■ **REQUIREMENTS**
Copy out the data word for word, from the first line up to and including the line with "Polygon shape [117, 246, 216, 382]".

[Annotated element listings]
## Begin

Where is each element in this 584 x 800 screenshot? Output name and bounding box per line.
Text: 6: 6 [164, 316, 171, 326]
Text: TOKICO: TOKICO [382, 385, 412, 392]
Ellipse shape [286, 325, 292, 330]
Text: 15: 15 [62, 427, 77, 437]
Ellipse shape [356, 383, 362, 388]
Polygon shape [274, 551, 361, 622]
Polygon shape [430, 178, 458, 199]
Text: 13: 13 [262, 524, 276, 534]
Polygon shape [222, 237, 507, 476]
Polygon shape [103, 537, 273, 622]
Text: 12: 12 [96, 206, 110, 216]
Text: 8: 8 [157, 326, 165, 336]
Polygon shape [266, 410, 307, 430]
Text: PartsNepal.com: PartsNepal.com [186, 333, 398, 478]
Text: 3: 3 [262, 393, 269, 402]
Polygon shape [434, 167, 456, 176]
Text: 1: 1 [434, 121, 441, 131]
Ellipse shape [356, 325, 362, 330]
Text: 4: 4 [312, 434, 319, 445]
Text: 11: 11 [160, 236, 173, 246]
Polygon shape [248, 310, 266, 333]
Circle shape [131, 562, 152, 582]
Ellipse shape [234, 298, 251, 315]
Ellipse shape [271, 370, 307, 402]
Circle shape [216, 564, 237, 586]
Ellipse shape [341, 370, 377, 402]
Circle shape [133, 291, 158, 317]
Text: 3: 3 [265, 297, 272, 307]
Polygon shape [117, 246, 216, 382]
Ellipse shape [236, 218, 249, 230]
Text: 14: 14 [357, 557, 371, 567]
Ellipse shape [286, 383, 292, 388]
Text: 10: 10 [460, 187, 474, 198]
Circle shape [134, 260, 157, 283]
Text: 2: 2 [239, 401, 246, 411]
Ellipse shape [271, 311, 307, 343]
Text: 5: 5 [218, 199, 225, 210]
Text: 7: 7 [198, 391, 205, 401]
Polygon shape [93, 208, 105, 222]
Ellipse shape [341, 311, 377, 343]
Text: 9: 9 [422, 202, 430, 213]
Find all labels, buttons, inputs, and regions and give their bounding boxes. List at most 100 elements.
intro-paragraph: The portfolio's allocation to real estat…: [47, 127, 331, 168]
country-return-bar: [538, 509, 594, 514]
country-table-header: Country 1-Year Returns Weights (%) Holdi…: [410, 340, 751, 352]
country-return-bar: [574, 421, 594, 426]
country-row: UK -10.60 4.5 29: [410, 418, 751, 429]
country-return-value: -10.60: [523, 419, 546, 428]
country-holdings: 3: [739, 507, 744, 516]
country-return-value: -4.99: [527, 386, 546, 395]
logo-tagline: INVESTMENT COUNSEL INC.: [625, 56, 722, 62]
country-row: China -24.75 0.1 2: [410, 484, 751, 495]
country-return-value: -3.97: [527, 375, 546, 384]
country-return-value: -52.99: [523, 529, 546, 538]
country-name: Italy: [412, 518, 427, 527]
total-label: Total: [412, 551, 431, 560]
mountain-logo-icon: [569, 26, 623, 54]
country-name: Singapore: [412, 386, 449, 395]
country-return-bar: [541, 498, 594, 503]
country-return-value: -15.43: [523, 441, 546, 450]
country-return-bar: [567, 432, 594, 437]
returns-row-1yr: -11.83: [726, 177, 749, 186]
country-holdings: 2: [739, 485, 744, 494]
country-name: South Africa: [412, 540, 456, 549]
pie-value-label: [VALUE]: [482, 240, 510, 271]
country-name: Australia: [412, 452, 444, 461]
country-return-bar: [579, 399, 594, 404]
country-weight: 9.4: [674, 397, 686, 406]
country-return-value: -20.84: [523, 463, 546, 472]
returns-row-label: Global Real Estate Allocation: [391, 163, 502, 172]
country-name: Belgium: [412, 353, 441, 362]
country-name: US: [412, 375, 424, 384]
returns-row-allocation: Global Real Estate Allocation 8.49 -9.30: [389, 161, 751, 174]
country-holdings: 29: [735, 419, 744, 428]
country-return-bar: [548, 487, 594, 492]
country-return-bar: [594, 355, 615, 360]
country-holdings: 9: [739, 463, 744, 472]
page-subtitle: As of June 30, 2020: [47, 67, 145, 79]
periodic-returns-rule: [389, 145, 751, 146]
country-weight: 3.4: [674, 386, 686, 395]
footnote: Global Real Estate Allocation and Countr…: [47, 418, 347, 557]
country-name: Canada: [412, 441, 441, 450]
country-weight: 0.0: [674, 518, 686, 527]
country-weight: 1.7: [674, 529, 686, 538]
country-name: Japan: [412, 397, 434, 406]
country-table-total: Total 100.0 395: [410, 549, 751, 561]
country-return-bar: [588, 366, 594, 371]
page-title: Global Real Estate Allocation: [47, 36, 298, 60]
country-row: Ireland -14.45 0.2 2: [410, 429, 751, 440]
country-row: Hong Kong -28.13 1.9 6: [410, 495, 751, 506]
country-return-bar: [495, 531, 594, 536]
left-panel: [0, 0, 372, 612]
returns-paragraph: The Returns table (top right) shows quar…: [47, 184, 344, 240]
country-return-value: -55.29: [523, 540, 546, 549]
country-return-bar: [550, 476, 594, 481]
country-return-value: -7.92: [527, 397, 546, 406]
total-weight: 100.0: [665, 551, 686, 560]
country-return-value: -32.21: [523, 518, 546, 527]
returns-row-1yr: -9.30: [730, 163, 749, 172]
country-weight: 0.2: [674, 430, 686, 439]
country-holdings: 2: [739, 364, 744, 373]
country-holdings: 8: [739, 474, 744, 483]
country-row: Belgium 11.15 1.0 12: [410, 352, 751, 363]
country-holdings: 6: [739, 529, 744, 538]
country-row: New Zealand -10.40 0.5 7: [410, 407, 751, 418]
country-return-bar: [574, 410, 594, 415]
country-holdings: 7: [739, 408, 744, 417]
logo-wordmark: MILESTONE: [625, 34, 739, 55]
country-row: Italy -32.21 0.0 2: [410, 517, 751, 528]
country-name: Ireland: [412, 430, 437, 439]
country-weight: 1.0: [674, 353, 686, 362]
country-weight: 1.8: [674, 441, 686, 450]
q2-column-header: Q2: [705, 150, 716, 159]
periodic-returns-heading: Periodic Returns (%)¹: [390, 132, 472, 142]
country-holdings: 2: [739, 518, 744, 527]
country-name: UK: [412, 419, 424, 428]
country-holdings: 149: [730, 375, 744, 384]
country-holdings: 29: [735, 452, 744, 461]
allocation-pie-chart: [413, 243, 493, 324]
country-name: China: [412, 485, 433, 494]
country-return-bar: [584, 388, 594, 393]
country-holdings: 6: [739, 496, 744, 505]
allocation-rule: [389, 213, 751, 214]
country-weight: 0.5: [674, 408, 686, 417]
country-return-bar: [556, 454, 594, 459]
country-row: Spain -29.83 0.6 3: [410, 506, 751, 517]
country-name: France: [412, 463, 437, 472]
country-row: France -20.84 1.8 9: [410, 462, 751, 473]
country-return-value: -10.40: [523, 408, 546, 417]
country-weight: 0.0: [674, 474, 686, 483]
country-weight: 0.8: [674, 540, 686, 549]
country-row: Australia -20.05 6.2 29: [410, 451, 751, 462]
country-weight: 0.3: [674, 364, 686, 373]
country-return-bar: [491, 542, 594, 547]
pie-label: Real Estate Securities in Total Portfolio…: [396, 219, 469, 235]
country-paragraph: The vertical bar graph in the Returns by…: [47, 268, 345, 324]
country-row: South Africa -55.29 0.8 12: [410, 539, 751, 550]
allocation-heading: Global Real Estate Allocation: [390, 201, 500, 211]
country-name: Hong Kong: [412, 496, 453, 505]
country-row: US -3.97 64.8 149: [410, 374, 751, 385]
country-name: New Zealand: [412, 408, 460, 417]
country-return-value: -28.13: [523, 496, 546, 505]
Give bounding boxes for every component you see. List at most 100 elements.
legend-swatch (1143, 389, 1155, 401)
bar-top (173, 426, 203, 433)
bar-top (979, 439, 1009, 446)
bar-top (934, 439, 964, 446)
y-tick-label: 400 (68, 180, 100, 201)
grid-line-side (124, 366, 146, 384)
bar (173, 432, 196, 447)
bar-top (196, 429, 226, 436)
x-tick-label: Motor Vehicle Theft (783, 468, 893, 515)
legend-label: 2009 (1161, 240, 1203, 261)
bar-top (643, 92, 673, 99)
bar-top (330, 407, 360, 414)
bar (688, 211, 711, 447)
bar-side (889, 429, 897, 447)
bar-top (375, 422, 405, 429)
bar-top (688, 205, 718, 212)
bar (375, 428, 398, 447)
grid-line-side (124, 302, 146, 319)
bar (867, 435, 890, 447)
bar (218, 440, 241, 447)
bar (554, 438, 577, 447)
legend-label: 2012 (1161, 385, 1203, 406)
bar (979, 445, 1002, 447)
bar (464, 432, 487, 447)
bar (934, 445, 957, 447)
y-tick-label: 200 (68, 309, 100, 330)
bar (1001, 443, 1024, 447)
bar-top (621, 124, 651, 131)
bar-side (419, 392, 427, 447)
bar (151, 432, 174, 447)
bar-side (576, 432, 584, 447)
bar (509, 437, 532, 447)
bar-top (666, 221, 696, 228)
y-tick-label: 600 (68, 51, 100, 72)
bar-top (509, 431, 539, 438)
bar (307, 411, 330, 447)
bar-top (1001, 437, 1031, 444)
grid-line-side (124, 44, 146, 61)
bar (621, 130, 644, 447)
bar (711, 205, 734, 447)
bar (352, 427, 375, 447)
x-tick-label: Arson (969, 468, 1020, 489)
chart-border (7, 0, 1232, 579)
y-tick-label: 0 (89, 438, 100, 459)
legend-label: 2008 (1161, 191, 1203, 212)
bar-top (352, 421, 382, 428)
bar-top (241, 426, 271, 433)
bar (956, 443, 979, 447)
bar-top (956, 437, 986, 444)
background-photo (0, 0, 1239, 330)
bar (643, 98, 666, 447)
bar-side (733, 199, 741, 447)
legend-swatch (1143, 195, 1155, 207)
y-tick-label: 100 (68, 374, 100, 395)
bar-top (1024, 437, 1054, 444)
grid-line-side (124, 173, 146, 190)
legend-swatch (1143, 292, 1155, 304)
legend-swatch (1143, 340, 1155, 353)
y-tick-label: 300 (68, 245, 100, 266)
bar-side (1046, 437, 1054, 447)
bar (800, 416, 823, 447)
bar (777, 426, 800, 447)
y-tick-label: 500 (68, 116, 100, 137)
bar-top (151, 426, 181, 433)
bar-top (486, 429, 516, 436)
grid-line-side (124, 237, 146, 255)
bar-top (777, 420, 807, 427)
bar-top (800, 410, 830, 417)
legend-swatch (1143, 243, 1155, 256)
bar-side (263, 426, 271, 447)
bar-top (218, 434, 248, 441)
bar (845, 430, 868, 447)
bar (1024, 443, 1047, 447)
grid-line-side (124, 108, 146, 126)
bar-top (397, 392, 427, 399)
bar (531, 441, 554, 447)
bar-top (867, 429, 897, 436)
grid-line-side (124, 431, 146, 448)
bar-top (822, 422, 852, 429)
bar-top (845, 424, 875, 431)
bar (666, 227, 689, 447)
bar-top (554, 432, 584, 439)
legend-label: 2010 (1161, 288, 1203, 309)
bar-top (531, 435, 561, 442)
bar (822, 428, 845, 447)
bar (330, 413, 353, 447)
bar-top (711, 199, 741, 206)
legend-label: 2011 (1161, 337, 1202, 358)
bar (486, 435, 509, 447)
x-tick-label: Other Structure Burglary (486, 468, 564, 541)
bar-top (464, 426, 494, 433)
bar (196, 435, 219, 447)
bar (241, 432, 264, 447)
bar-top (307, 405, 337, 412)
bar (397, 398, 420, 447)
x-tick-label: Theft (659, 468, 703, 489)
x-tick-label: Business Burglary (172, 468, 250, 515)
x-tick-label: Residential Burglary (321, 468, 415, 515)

## End

■ **RESULT FOR THIS TASK**
Where is each element in this 584 x 800 screenshot? Output name and bounding box per line.
Text: 6: 6 [164, 316, 171, 326]
Text: TOKICO: TOKICO [382, 385, 412, 392]
Ellipse shape [286, 325, 292, 330]
Text: 15: 15 [62, 427, 77, 437]
Ellipse shape [356, 383, 362, 388]
Polygon shape [274, 551, 361, 622]
Polygon shape [430, 178, 458, 199]
Text: 13: 13 [262, 524, 276, 534]
Polygon shape [222, 237, 507, 476]
Polygon shape [103, 537, 273, 622]
Text: 12: 12 [96, 206, 110, 216]
Text: 8: 8 [157, 326, 165, 336]
Polygon shape [266, 410, 307, 430]
Text: PartsNepal.com: PartsNepal.com [186, 333, 398, 478]
Text: 3: 3 [262, 393, 269, 402]
Polygon shape [434, 167, 456, 176]
Text: 1: 1 [434, 121, 441, 131]
Ellipse shape [356, 325, 362, 330]
Text: 4: 4 [312, 434, 319, 445]
Text: 11: 11 [160, 236, 173, 246]
Polygon shape [248, 310, 266, 333]
Circle shape [131, 562, 152, 582]
Ellipse shape [234, 298, 251, 315]
Ellipse shape [271, 370, 307, 402]
Circle shape [216, 564, 237, 586]
Ellipse shape [341, 370, 377, 402]
Circle shape [133, 291, 158, 317]
Text: 3: 3 [265, 297, 272, 307]
Polygon shape [117, 246, 216, 382]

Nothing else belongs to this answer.